>>>>

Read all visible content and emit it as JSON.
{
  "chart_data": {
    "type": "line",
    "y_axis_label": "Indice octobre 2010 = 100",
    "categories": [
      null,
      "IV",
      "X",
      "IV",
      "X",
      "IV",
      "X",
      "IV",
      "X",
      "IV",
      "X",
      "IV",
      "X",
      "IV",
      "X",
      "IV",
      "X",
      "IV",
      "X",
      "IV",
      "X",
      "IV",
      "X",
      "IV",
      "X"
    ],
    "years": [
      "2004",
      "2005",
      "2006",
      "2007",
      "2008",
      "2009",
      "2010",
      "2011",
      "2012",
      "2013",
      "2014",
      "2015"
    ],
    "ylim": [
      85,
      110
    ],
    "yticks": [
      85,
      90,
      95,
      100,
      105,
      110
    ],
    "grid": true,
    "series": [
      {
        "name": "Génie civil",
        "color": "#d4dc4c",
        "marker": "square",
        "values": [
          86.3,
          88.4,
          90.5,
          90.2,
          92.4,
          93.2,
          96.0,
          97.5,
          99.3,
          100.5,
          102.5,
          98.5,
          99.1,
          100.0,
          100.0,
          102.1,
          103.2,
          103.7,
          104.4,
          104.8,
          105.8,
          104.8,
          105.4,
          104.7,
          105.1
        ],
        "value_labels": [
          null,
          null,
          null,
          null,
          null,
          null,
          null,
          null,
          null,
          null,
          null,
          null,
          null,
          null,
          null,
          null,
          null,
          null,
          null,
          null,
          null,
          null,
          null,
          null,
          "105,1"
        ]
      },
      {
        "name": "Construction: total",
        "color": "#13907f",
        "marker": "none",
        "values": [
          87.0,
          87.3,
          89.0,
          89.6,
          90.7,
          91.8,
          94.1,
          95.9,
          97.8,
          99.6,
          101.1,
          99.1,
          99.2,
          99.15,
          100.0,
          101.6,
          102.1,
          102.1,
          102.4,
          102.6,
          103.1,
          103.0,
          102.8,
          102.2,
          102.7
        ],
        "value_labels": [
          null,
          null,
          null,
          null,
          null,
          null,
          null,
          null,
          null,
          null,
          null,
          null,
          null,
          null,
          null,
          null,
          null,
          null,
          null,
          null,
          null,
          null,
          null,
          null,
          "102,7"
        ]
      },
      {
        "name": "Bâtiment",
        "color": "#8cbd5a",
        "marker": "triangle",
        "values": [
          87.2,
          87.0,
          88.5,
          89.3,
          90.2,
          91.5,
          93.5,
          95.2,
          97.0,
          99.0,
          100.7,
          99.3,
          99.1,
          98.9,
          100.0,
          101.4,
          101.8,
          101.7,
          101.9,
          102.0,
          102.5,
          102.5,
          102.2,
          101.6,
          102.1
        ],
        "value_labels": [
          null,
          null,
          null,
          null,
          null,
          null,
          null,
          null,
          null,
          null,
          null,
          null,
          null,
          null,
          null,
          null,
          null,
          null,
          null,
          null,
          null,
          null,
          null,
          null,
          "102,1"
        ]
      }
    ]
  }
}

<<<<

◆ Direction
Identify the lines above that contain the word "name", then copy them.

◆ Exercise response
        "name": "Génie civil",
        "name": "Construction: total",
        "name": "Bâtiment",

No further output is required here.